Set every record down verbatim and omit the pictures.
= = = =
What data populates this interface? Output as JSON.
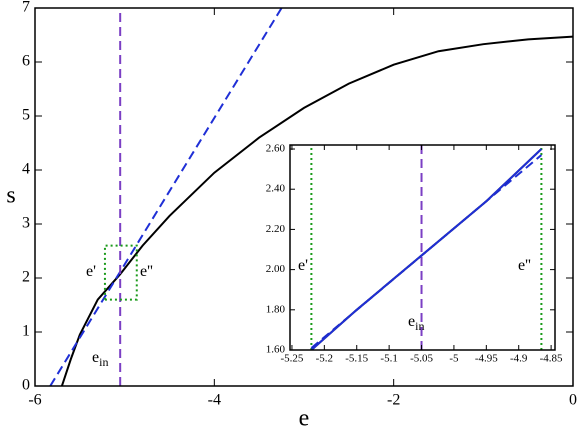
{
  "chart_data": [
    {
      "type": "line",
      "xlabel": "e",
      "ylabel": "s",
      "xlim": [
        -6,
        0
      ],
      "ylim": [
        0,
        7
      ],
      "xticks": [
        -6,
        -4,
        -2,
        0
      ],
      "yticks": [
        0,
        1,
        2,
        3,
        4,
        5,
        6,
        7
      ],
      "series": [
        {
          "color": "#000000",
          "dash": "solid",
          "x": [
            -5.7,
            -5.6,
            -5.5,
            -5.3,
            -5.05,
            -4.8,
            -4.5,
            -4.0,
            -3.5,
            -3.0,
            -2.5,
            -2.0,
            -1.5,
            -1.0,
            -0.5,
            0
          ],
          "values": [
            0,
            0.5,
            0.95,
            1.6,
            2.07,
            2.6,
            3.15,
            3.95,
            4.6,
            5.15,
            5.6,
            5.95,
            6.2,
            6.33,
            6.42,
            6.47
          ]
        },
        {
          "color": "#1f2fd6",
          "dash": "dashed",
          "x": [
            -5.83,
            -3.25
          ],
          "values": [
            0,
            7
          ]
        },
        {
          "color": "#7b3fc4",
          "dash": "dashed",
          "x": [
            -5.05,
            -5.05
          ],
          "values": [
            0,
            7
          ]
        },
        {
          "color": "#1a9a1a",
          "dash": "dotted",
          "x": [
            -5.22,
            -4.865,
            -4.865,
            -5.22,
            -5.22
          ],
          "values": [
            1.6,
            1.6,
            2.6,
            2.6,
            1.6
          ]
        }
      ],
      "annotations": [
        {
          "text": "e'"
        },
        {
          "text": "e''"
        },
        {
          "text": "e",
          "sub": "in"
        }
      ]
    },
    {
      "type": "line",
      "xlim": [
        -5.253,
        -4.844
      ],
      "ylim": [
        1.6,
        2.62
      ],
      "xticks": [
        -5.25,
        -5.2,
        -5.15,
        -5.1,
        -5.05,
        -5,
        -4.95,
        -4.9,
        -4.85
      ],
      "yticks": [
        {
          "value": 1.6,
          "label": "1.60"
        },
        {
          "value": 1.8,
          "label": "1.80"
        },
        {
          "value": 2.0,
          "label": "2.00"
        },
        {
          "value": 2.2,
          "label": "2.20"
        },
        {
          "value": 2.4,
          "label": "2.40"
        },
        {
          "value": 2.6,
          "label": "2.60"
        }
      ],
      "series": [
        {
          "color": "#1a9a1a",
          "dash": "dotted",
          "x": [
            -5.22,
            -5.22
          ],
          "values": [
            1.6,
            2.62
          ]
        },
        {
          "color": "#1a9a1a",
          "dash": "dotted",
          "x": [
            -4.865,
            -4.865
          ],
          "values": [
            1.6,
            2.62
          ]
        },
        {
          "color": "#7b3fc4",
          "dash": "dashed",
          "x": [
            -5.05,
            -5.05
          ],
          "values": [
            1.6,
            2.62
          ]
        },
        {
          "color": "#1f2fd6",
          "dash": "dashed",
          "x": [
            -5.22,
            -4.865
          ],
          "values": [
            1.61,
            2.57
          ]
        },
        {
          "color": "#000000",
          "dash": "solid",
          "x": [
            -5.22,
            -5.15,
            -5.05,
            -4.95,
            -4.865
          ],
          "values": [
            1.6,
            1.8,
            2.07,
            2.34,
            2.6
          ]
        },
        {
          "color": "#1f2fd6",
          "dash": "solid",
          "x": [
            -5.22,
            -5.15,
            -5.05,
            -4.95,
            -4.865
          ],
          "values": [
            1.6,
            1.8,
            2.07,
            2.34,
            2.6
          ]
        }
      ],
      "annotations": [
        {
          "text": "e'"
        },
        {
          "text": "e''"
        },
        {
          "text": "e",
          "sub": "in"
        }
      ]
    }
  ]
}
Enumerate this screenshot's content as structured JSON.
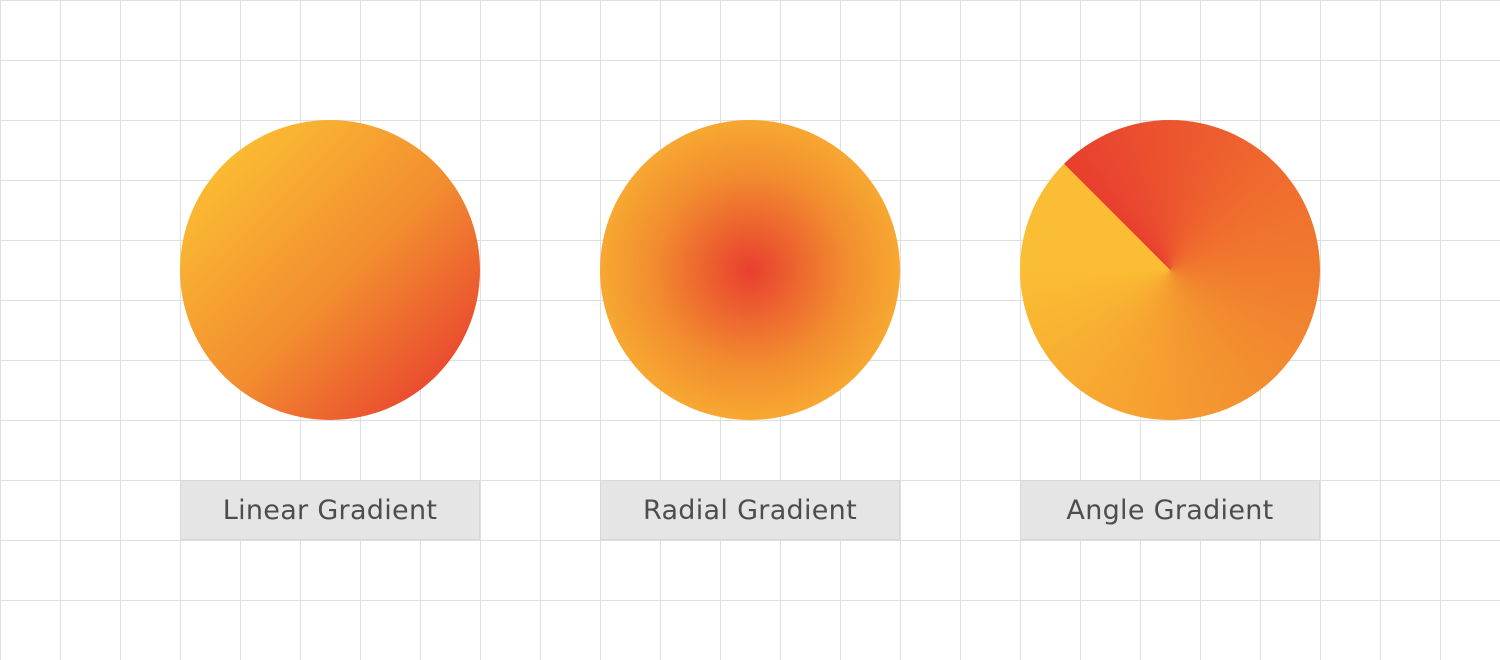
{
  "colors": {
    "yellow": "#fbbd33",
    "orange": "#f28c2f",
    "red": "#e83f2f",
    "grid_line": "#dedede",
    "caption_background": "#e5e5e5",
    "caption_text": "#4d4d4d"
  },
  "swatches": [
    {
      "name": "linear",
      "gradient_type": "linear",
      "label": "Linear Gradient"
    },
    {
      "name": "radial",
      "gradient_type": "radial",
      "label": "Radial Gradient"
    },
    {
      "name": "angle",
      "gradient_type": "angle",
      "label": "Angle Gradient"
    }
  ]
}
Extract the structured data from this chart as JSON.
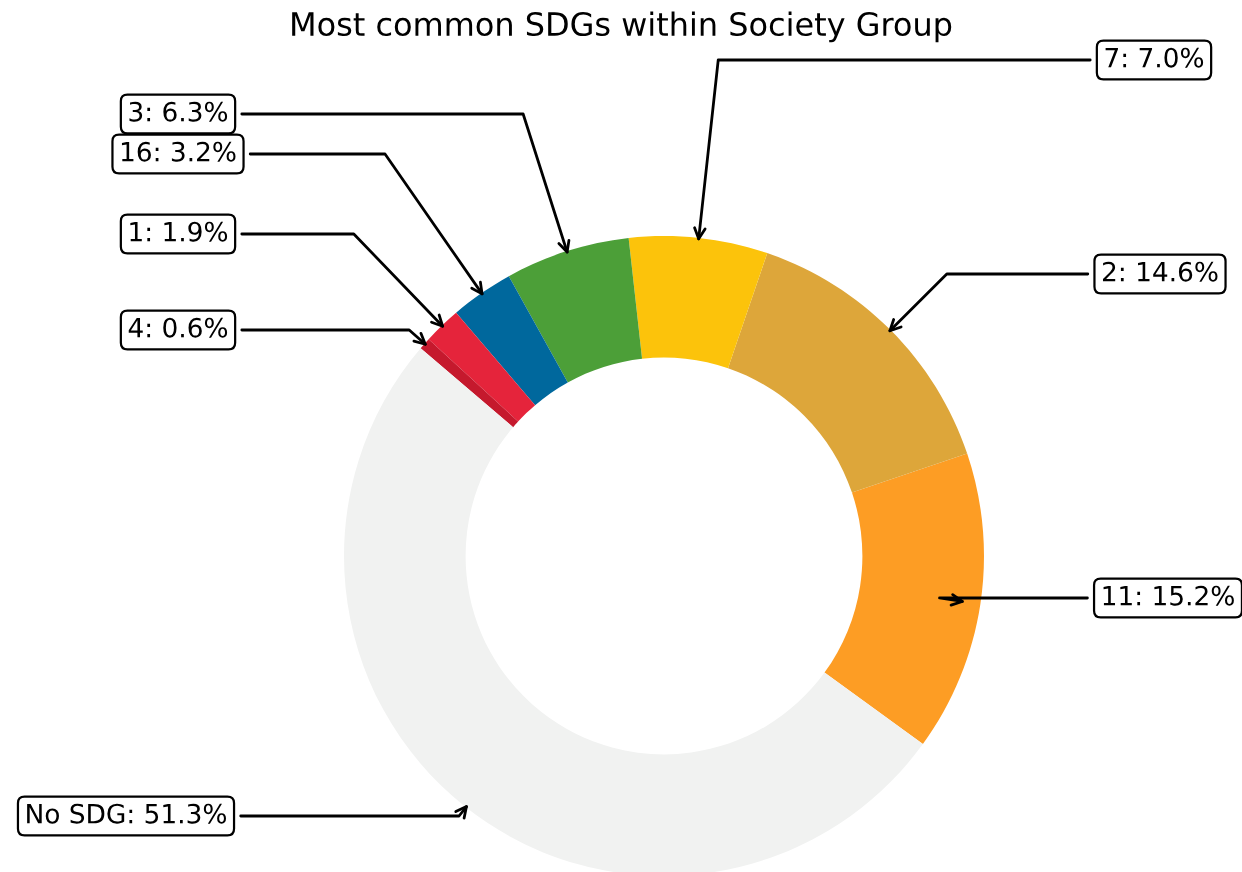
{
  "chart_data": {
    "type": "donut",
    "title": "Most common SDGs within Society Group",
    "categories": [
      "11: 15.2%",
      "2: 14.6%",
      "7: 7.0%",
      "3: 6.3%",
      "16: 3.2%",
      "1: 1.9%",
      "4: 0.6%",
      "No SDG: 51.3%"
    ],
    "values": [
      15.2,
      14.6,
      7.0,
      6.3,
      3.2,
      1.9,
      0.6,
      51.3
    ],
    "colors": [
      "#fd9d24",
      "#dda63a",
      "#fcc30b",
      "#4c9f38",
      "#00689d",
      "#e5243b",
      "#c5192d",
      "#f1f2f1"
    ]
  }
}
= = = =
EXERCISE RESULT:
What data populates this interface? Output as JSON.
{
  "chart_data": [
    {
      "type": "line",
      "xlabel": "e",
      "ylabel": "s",
      "xlim": [
        -6,
        0
      ],
      "ylim": [
        0,
        7
      ],
      "xticks": [
        -6,
        -4,
        -2,
        0
      ],
      "yticks": [
        0,
        1,
        2,
        3,
        4,
        5,
        6,
        7
      ],
      "series": [
        {
          "color": "#000000",
          "dash": "solid",
          "x": [
            -5.7,
            -5.6,
            -5.5,
            -5.3,
            -5.05,
            -4.8,
            -4.5,
            -4.0,
            -3.5,
            -3.0,
            -2.5,
            -2.0,
            -1.5,
            -1.0,
            -0.5,
            0
          ],
          "values": [
            0,
            0.5,
            0.95,
            1.6,
            2.07,
            2.6,
            3.15,
            3.95,
            4.6,
            5.15,
            5.6,
            5.95,
            6.2,
            6.33,
            6.42,
            6.47
          ]
        },
        {
          "color": "#1f2fd6",
          "dash": "dashed",
          "x": [
            -5.83,
            -3.25
          ],
          "values": [
            0,
            7
          ]
        },
        {
          "color": "#7b3fc4",
          "dash": "dashed",
          "x": [
            -5.05,
            -5.05
          ],
          "values": [
            0,
            7
          ]
        },
        {
          "color": "#1a9a1a",
          "dash": "dotted",
          "x": [
            -5.22,
            -4.865,
            -4.865,
            -5.22,
            -5.22
          ],
          "values": [
            1.6,
            1.6,
            2.6,
            2.6,
            1.6
          ]
        }
      ],
      "annotations": [
        {
          "text": "e'"
        },
        {
          "text": "e''"
        },
        {
          "text": "e",
          "sub": "in"
        }
      ]
    },
    {
      "type": "line",
      "xlim": [
        -5.253,
        -4.844
      ],
      "ylim": [
        1.6,
        2.62
      ],
      "xticks": [
        -5.25,
        -5.2,
        -5.15,
        -5.1,
        -5.05,
        -5,
        -4.95,
        -4.9,
        -4.85
      ],
      "yticks": [
        {
          "value": 1.6,
          "label": "1.60"
        },
        {
          "value": 1.8,
          "label": "1.80"
        },
        {
          "value": 2.0,
          "label": "2.00"
        },
        {
          "value": 2.2,
          "label": "2.20"
        },
        {
          "value": 2.4,
          "label": "2.40"
        },
        {
          "value": 2.6,
          "label": "2.60"
        }
      ],
      "series": [
        {
          "color": "#1a9a1a",
          "dash": "dotted",
          "x": [
            -5.22,
            -5.22
          ],
          "values": [
            1.6,
            2.62
          ]
        },
        {
          "color": "#1a9a1a",
          "dash": "dotted",
          "x": [
            -4.865,
            -4.865
          ],
          "values": [
            1.6,
            2.62
          ]
        },
        {
          "color": "#7b3fc4",
          "dash": "dashed",
          "x": [
            -5.05,
            -5.05
          ],
          "values": [
            1.6,
            2.62
          ]
        },
        {
          "color": "#1f2fd6",
          "dash": "dashed",
          "x": [
            -5.22,
            -4.865
          ],
          "values": [
            1.61,
            2.57
          ]
        },
        {
          "color": "#000000",
          "dash": "solid",
          "x": [
            -5.22,
            -5.15,
            -5.05,
            -4.95,
            -4.865
          ],
          "values": [
            1.6,
            1.8,
            2.07,
            2.34,
            2.6
          ]
        },
        {
          "color": "#1f2fd6",
          "dash": "solid",
          "x": [
            -5.22,
            -5.15,
            -5.05,
            -4.95,
            -4.865
          ],
          "values": [
            1.6,
            1.8,
            2.07,
            2.34,
            2.6
          ]
        }
      ],
      "annotations": [
        {
          "text": "e'"
        },
        {
          "text": "e''"
        },
        {
          "text": "e",
          "sub": "in"
        }
      ]
    }
  ]
}
Enumerate this screenshot's content as structured JSON.
{
  "colors": {
    "yellow": "#fbbd33",
    "orange": "#f28c2f",
    "red": "#e83f2f",
    "grid_line": "#dedede",
    "caption_background": "#e5e5e5",
    "caption_text": "#4d4d4d"
  },
  "swatches": [
    {
      "name": "linear",
      "gradient_type": "linear",
      "label": "Linear Gradient"
    },
    {
      "name": "radial",
      "gradient_type": "radial",
      "label": "Radial Gradient"
    },
    {
      "name": "angle",
      "gradient_type": "angle",
      "label": "Angle Gradient"
    }
  ]
}
Extract the structured data from this chart as JSON.
{
  "chart_data": {
    "type": "donut",
    "title": "Most common SDGs within Society Group",
    "categories": [
      "11: 15.2%",
      "2: 14.6%",
      "7: 7.0%",
      "3: 6.3%",
      "16: 3.2%",
      "1: 1.9%",
      "4: 0.6%",
      "No SDG: 51.3%"
    ],
    "values": [
      15.2,
      14.6,
      7.0,
      6.3,
      3.2,
      1.9,
      0.6,
      51.3
    ],
    "colors": [
      "#fd9d24",
      "#dda63a",
      "#fcc30b",
      "#4c9f38",
      "#00689d",
      "#e5243b",
      "#c5192d",
      "#f1f2f1"
    ]
  }
}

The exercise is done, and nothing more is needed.